**STATED PROBLEM**
Copy every line of the listing that holds the string "延べ人数".

Start of THE INPUT

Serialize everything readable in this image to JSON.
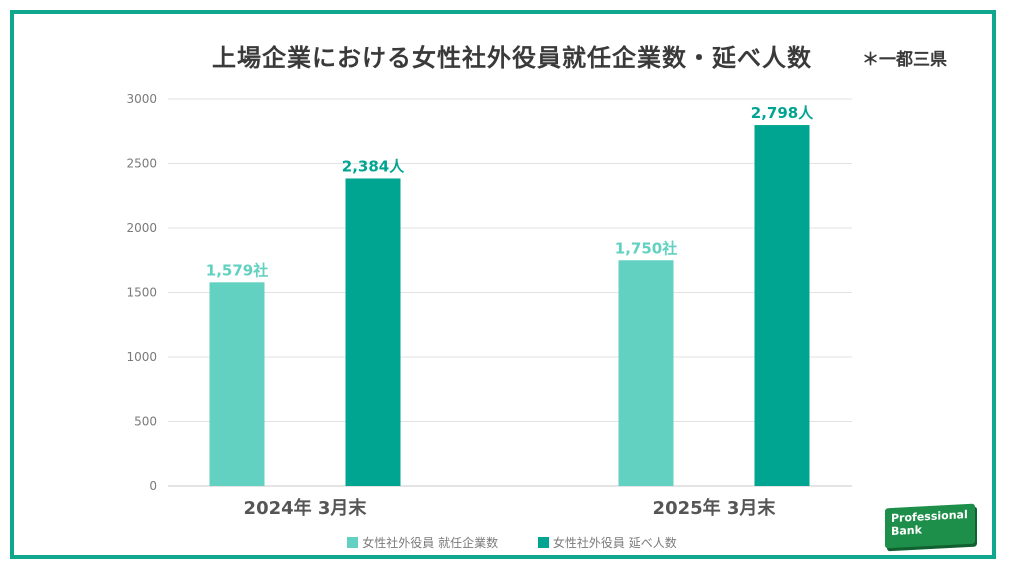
{
  "title": "上場企業における女性社外役員就任企業数・延べ人数",
  "title_note": "＊一都三県",
  "logo": {
    "line1": "Professional",
    "line2": "Bank"
  },
  "colors": {
    "frame": "#0fa88e",
    "series1": "#62d1c1",
    "series2": "#00a591"
  },
  "chart_data": {
    "type": "bar",
    "categories": [
      "2024年 3月末",
      "2025年 3月末"
    ],
    "series": [
      {
        "name": "女性社外役員 就任企業数",
        "values": [
          1579,
          1750
        ],
        "labels": [
          "1,579社",
          "1,750社"
        ]
      },
      {
        "name": "女性社外役員 延べ人数",
        "values": [
          2384,
          2798
        ],
        "labels": [
          "2,384人",
          "2,798人"
        ]
      }
    ],
    "yticks": [
      0,
      500,
      1000,
      1500,
      2000,
      2500,
      3000
    ],
    "ylim": [
      0,
      3000
    ],
    "grid": true,
    "legend": "bottom"
  }
}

End of THE INPUT

**ANSWER TO THIS TASK**
  "title": "上場企業における女性社外役員就任企業数・延べ人数",
        "name": "女性社外役員 延べ人数",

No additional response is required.